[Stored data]
- - - - -

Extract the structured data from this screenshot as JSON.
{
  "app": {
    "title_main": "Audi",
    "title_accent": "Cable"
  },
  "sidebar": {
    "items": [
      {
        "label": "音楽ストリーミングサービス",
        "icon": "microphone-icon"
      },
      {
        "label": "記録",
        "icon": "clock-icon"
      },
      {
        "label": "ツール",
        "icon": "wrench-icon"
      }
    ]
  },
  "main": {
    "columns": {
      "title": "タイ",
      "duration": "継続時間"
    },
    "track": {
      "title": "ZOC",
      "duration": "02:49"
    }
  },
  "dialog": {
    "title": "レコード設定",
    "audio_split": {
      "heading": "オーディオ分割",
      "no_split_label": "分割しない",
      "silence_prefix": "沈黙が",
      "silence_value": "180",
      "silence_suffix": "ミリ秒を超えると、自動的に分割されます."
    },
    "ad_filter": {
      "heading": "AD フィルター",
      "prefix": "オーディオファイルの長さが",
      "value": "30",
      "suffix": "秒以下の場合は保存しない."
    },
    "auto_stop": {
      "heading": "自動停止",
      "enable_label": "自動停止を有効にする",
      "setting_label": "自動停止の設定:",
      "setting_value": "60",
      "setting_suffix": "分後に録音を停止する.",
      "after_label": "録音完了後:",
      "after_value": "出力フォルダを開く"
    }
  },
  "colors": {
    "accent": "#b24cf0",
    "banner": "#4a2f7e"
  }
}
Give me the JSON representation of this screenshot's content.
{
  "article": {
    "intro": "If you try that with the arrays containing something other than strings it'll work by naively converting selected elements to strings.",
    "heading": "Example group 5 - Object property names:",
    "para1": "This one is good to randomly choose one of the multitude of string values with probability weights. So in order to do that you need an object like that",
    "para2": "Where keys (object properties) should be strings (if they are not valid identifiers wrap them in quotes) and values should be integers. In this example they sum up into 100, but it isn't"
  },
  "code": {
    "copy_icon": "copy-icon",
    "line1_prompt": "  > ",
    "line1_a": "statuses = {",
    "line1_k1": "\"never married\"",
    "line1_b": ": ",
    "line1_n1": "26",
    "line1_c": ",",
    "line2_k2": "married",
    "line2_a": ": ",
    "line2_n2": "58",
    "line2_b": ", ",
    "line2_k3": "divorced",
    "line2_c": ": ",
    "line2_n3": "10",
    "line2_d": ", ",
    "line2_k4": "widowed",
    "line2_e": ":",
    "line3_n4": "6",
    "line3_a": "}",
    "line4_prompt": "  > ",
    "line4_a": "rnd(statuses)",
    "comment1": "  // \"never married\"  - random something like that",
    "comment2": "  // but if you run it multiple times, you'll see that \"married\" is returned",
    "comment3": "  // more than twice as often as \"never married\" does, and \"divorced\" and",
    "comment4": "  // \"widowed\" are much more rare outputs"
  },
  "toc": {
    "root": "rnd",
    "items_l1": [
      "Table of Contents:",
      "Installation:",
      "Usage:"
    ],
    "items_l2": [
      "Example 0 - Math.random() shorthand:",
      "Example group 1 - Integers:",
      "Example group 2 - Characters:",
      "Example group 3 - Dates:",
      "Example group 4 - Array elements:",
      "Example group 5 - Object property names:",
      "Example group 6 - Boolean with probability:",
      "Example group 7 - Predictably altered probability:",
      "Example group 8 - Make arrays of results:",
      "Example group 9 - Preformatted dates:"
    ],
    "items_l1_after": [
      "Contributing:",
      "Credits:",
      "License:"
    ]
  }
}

- - - - -

To do:
Restate all of the entries above precisely.

Task answer:
Extract the structured data from this screenshot as JSON.
{
  "app": {
    "title_main": "Audi",
    "title_accent": "Cable"
  },
  "sidebar": {
    "items": [
      {
        "label": "音楽ストリーミングサービス",
        "icon": "microphone-icon"
      },
      {
        "label": "記録",
        "icon": "clock-icon"
      },
      {
        "label": "ツール",
        "icon": "wrench-icon"
      }
    ]
  },
  "main": {
    "columns": {
      "title": "タイ",
      "duration": "継続時間"
    },
    "track": {
      "title": "ZOC",
      "duration": "02:49"
    }
  },
  "dialog": {
    "title": "レコード設定",
    "audio_split": {
      "heading": "オーディオ分割",
      "no_split_label": "分割しない",
      "silence_prefix": "沈黙が",
      "silence_value": "180",
      "silence_suffix": "ミリ秒を超えると、自動的に分割されます."
    },
    "ad_filter": {
      "heading": "AD フィルター",
      "prefix": "オーディオファイルの長さが",
      "value": "30",
      "suffix": "秒以下の場合は保存しない."
    },
    "auto_stop": {
      "heading": "自動停止",
      "enable_label": "自動停止を有効にする",
      "setting_label": "自動停止の設定:",
      "setting_value": "60",
      "setting_suffix": "分後に録音を停止する.",
      "after_label": "録音完了後:",
      "after_value": "出力フォルダを開く"
    }
  },
  "colors": {
    "accent": "#b24cf0",
    "banner": "#4a2f7e"
  }
}
Give me the JSON representation of this screenshot's content.
{
  "article": {
    "intro": "If you try that with the arrays containing something other than strings it'll work by naively converting selected elements to strings.",
    "heading": "Example group 5 - Object property names:",
    "para1": "This one is good to randomly choose one of the multitude of string values with probability weights. So in order to do that you need an object like that",
    "para2": "Where keys (object properties) should be strings (if they are not valid identifiers wrap them in quotes) and values should be integers. In this example they sum up into 100, but it isn't"
  },
  "code": {
    "copy_icon": "copy-icon",
    "line1_prompt": "  > ",
    "line1_a": "statuses = {",
    "line1_k1": "\"never married\"",
    "line1_b": ": ",
    "line1_n1": "26",
    "line1_c": ",",
    "line2_k2": "married",
    "line2_a": ": ",
    "line2_n2": "58",
    "line2_b": ", ",
    "line2_k3": "divorced",
    "line2_c": ": ",
    "line2_n3": "10",
    "line2_d": ", ",
    "line2_k4": "widowed",
    "line2_e": ":",
    "line3_n4": "6",
    "line3_a": "}",
    "line4_prompt": "  > ",
    "line4_a": "rnd(statuses)",
    "comment1": "  // \"never married\"  - random something like that",
    "comment2": "  // but if you run it multiple times, you'll see that \"married\" is returned",
    "comment3": "  // more than twice as often as \"never married\" does, and \"divorced\" and",
    "comment4": "  // \"widowed\" are much more rare outputs"
  },
  "toc": {
    "root": "rnd",
    "items_l1": [
      "Table of Contents:",
      "Installation:",
      "Usage:"
    ],
    "items_l2": [
      "Example 0 - Math.random() shorthand:",
      "Example group 1 - Integers:",
      "Example group 2 - Characters:",
      "Example group 3 - Dates:",
      "Example group 4 - Array elements:",
      "Example group 5 - Object property names:",
      "Example group 6 - Boolean with probability:",
      "Example group 7 - Predictably altered probability:",
      "Example group 8 - Make arrays of results:",
      "Example group 9 - Preformatted dates:"
    ],
    "items_l1_after": [
      "Contributing:",
      "Credits:",
      "License:"
    ]
  }
}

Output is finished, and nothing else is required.